-- START OF Extracted information --

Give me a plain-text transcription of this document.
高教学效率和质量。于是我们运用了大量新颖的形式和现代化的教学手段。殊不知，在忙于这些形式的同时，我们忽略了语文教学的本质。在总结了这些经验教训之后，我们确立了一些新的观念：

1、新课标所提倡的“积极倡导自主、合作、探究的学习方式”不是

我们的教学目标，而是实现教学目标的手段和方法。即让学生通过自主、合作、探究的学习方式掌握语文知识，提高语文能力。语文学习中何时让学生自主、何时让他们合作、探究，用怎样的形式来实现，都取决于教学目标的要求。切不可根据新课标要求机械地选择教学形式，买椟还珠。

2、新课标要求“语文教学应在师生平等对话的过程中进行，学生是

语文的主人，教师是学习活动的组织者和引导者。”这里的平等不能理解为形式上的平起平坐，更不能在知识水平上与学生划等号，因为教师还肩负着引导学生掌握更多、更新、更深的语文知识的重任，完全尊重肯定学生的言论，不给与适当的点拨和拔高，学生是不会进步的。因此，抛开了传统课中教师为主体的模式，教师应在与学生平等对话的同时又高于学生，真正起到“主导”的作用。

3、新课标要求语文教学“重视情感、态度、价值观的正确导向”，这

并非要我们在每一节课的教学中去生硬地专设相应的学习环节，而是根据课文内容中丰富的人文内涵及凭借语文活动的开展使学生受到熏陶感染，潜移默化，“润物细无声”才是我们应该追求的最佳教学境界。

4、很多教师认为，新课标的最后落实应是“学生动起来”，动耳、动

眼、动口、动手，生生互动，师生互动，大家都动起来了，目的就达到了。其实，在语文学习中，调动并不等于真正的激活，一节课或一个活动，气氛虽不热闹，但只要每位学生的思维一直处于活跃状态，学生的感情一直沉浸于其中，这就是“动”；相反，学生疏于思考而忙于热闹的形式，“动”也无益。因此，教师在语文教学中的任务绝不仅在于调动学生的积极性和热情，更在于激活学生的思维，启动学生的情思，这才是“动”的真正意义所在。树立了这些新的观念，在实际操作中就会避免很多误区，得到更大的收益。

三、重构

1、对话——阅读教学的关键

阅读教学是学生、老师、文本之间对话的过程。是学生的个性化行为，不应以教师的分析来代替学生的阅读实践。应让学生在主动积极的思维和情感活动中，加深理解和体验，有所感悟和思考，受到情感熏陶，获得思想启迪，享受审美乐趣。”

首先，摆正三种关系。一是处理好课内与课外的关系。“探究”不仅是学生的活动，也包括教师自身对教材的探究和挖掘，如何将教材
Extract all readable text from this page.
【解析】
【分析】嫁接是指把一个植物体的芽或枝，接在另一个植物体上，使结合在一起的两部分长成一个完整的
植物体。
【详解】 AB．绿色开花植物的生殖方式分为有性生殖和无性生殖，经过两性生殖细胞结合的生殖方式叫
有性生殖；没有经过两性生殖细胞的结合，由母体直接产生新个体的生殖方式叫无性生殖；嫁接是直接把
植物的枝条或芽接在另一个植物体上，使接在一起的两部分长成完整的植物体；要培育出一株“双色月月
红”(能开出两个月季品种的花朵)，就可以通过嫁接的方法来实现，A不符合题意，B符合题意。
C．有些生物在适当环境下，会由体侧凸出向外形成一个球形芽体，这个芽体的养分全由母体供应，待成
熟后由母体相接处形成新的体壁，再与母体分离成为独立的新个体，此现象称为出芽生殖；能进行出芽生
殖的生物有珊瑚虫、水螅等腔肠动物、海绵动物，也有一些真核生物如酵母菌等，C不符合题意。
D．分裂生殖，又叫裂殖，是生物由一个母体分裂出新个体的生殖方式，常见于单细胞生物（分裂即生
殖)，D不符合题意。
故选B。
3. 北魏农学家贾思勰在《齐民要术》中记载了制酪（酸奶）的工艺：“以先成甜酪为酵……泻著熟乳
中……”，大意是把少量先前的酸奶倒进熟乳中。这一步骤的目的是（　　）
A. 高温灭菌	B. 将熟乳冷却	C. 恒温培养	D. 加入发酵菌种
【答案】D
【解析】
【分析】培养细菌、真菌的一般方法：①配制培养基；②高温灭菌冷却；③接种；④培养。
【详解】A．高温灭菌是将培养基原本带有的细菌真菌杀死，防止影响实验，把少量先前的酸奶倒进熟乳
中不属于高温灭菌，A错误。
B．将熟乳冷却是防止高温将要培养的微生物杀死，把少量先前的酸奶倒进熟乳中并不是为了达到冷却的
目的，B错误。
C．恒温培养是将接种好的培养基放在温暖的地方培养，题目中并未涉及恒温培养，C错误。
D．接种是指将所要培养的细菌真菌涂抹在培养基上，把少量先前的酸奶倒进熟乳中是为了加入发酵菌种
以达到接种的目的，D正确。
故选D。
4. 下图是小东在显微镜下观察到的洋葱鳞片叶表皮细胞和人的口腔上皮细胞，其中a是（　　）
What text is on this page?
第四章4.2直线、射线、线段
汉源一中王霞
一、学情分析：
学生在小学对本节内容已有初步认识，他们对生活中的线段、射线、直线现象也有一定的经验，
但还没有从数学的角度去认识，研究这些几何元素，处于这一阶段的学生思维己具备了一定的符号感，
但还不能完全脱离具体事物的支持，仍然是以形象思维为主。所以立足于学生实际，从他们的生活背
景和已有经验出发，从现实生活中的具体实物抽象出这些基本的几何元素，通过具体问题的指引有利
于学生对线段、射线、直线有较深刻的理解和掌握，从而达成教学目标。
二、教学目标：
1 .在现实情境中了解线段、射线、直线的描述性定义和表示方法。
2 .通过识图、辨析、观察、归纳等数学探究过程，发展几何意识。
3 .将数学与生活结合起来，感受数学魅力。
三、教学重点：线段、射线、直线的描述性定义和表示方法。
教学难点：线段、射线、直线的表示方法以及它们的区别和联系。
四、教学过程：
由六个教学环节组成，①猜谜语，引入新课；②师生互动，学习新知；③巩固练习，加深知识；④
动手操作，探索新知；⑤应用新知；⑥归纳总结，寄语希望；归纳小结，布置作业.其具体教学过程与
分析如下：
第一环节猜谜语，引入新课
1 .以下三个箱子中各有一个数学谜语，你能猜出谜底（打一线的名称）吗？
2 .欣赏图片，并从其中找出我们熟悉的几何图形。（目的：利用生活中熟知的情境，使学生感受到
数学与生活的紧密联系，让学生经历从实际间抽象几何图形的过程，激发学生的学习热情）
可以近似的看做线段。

-- END OF Extracted information --

> [Exercise]:
Copy out each record from above, exactly.

> [Solution]:
Give me a plain-text transcription of this document.
高教学效率和质量。于是我们运用了大量新颖的形式和现代化的教学手段。殊不知，在忙于这些形式的同时，我们忽略了语文教学的本质。在总结了这些经验教训之后，我们确立了一些新的观念：

1、新课标所提倡的“积极倡导自主、合作、探究的学习方式”不是

我们的教学目标，而是实现教学目标的手段和方法。即让学生通过自主、合作、探究的学习方式掌握语文知识，提高语文能力。语文学习中何时让学生自主、何时让他们合作、探究，用怎样的形式来实现，都取决于教学目标的要求。切不可根据新课标要求机械地选择教学形式，买椟还珠。

2、新课标要求“语文教学应在师生平等对话的过程中进行，学生是

语文的主人，教师是学习活动的组织者和引导者。”这里的平等不能理解为形式上的平起平坐，更不能在知识水平上与学生划等号，因为教师还肩负着引导学生掌握更多、更新、更深的语文知识的重任，完全尊重肯定学生的言论，不给与适当的点拨和拔高，学生是不会进步的。因此，抛开了传统课中教师为主体的模式，教师应在与学生平等对话的同时又高于学生，真正起到“主导”的作用。

3、新课标要求语文教学“重视情感、态度、价值观的正确导向”，这

并非要我们在每一节课的教学中去生硬地专设相应的学习环节，而是根据课文内容中丰富的人文内涵及凭借语文活动的开展使学生受到熏陶感染，潜移默化，“润物细无声”才是我们应该追求的最佳教学境界。

4、很多教师认为，新课标的最后落实应是“学生动起来”，动耳、动

眼、动口、动手，生生互动，师生互动，大家都动起来了，目的就达到了。其实，在语文学习中，调动并不等于真正的激活，一节课或一个活动，气氛虽不热闹，但只要每位学生的思维一直处于活跃状态，学生的感情一直沉浸于其中，这就是“动”；相反，学生疏于思考而忙于热闹的形式，“动”也无益。因此，教师在语文教学中的任务绝不仅在于调动学生的积极性和热情，更在于激活学生的思维，启动学生的情思，这才是“动”的真正意义所在。树立了这些新的观念，在实际操作中就会避免很多误区，得到更大的收益。

三、重构

1、对话——阅读教学的关键

阅读教学是学生、老师、文本之间对话的过程。是学生的个性化行为，不应以教师的分析来代替学生的阅读实践。应让学生在主动积极的思维和情感活动中，加深理解和体验，有所感悟和思考，受到情感熏陶，获得思想启迪，享受审美乐趣。”

首先，摆正三种关系。一是处理好课内与课外的关系。“探究”不仅是学生的活动，也包括教师自身对教材的探究和挖掘，如何将教材
Extract all readable text from this page.
【解析】
【分析】嫁接是指把一个植物体的芽或枝，接在另一个植物体上，使结合在一起的两部分长成一个完整的
植物体。
【详解】 AB．绿色开花植物的生殖方式分为有性生殖和无性生殖，经过两性生殖细胞结合的生殖方式叫
有性生殖；没有经过两性生殖细胞的结合，由母体直接产生新个体的生殖方式叫无性生殖；嫁接是直接把
植物的枝条或芽接在另一个植物体上，使接在一起的两部分长成完整的植物体；要培育出一株“双色月月
红”(能开出两个月季品种的花朵)，就可以通过嫁接的方法来实现，A不符合题意，B符合题意。
C．有些生物在适当环境下，会由体侧凸出向外形成一个球形芽体，这个芽体的养分全由母体供应，待成
熟后由母体相接处形成新的体壁，再与母体分离成为独立的新个体，此现象称为出芽生殖；能进行出芽生
殖的生物有珊瑚虫、水螅等腔肠动物、海绵动物，也有一些真核生物如酵母菌等，C不符合题意。
D．分裂生殖，又叫裂殖，是生物由一个母体分裂出新个体的生殖方式，常见于单细胞生物（分裂即生
殖)，D不符合题意。
故选B。
3. 北魏农学家贾思勰在《齐民要术》中记载了制酪（酸奶）的工艺：“以先成甜酪为酵……泻著熟乳
中……”，大意是把少量先前的酸奶倒进熟乳中。这一步骤的目的是（　　）
A. 高温灭菌	B. 将熟乳冷却	C. 恒温培养	D. 加入发酵菌种
【答案】D
【解析】
【分析】培养细菌、真菌的一般方法：①配制培养基；②高温灭菌冷却；③接种；④培养。
【详解】A．高温灭菌是将培养基原本带有的细菌真菌杀死，防止影响实验，把少量先前的酸奶倒进熟乳
中不属于高温灭菌，A错误。
B．将熟乳冷却是防止高温将要培养的微生物杀死，把少量先前的酸奶倒进熟乳中并不是为了达到冷却的
目的，B错误。
C．恒温培养是将接种好的培养基放在温暖的地方培养，题目中并未涉及恒温培养，C错误。
D．接种是指将所要培养的细菌真菌涂抹在培养基上，把少量先前的酸奶倒进熟乳中是为了加入发酵菌种
以达到接种的目的，D正确。
故选D。
4. 下图是小东在显微镜下观察到的洋葱鳞片叶表皮细胞和人的口腔上皮细胞，其中a是（　　）
What text is on this page?
第四章4.2直线、射线、线段
汉源一中王霞
一、学情分析：
学生在小学对本节内容已有初步认识，他们对生活中的线段、射线、直线现象也有一定的经验，
但还没有从数学的角度去认识，研究这些几何元素，处于这一阶段的学生思维己具备了一定的符号感，
但还不能完全脱离具体事物的支持，仍然是以形象思维为主。所以立足于学生实际，从他们的生活背
景和已有经验出发，从现实生活中的具体实物抽象出这些基本的几何元素，通过具体问题的指引有利
于学生对线段、射线、直线有较深刻的理解和掌握，从而达成教学目标。
二、教学目标：
1 .在现实情境中了解线段、射线、直线的描述性定义和表示方法。
2 .通过识图、辨析、观察、归纳等数学探究过程，发展几何意识。
3 .将数学与生活结合起来，感受数学魅力。
三、教学重点：线段、射线、直线的描述性定义和表示方法。
教学难点：线段、射线、直线的表示方法以及它们的区别和联系。
四、教学过程：
由六个教学环节组成，①猜谜语，引入新课；②师生互动，学习新知；③巩固练习，加深知识；④
动手操作，探索新知；⑤应用新知；⑥归纳总结，寄语希望；归纳小结，布置作业.其具体教学过程与
分析如下：
第一环节猜谜语，引入新课
1 .以下三个箱子中各有一个数学谜语，你能猜出谜底（打一线的名称）吗？
2 .欣赏图片，并从其中找出我们熟悉的几何图形。（目的：利用生活中熟知的情境，使学生感受到
数学与生活的紧密联系，让学生经历从实际间抽象几何图形的过程，激发学生的学习热情）
可以近似的看做线段。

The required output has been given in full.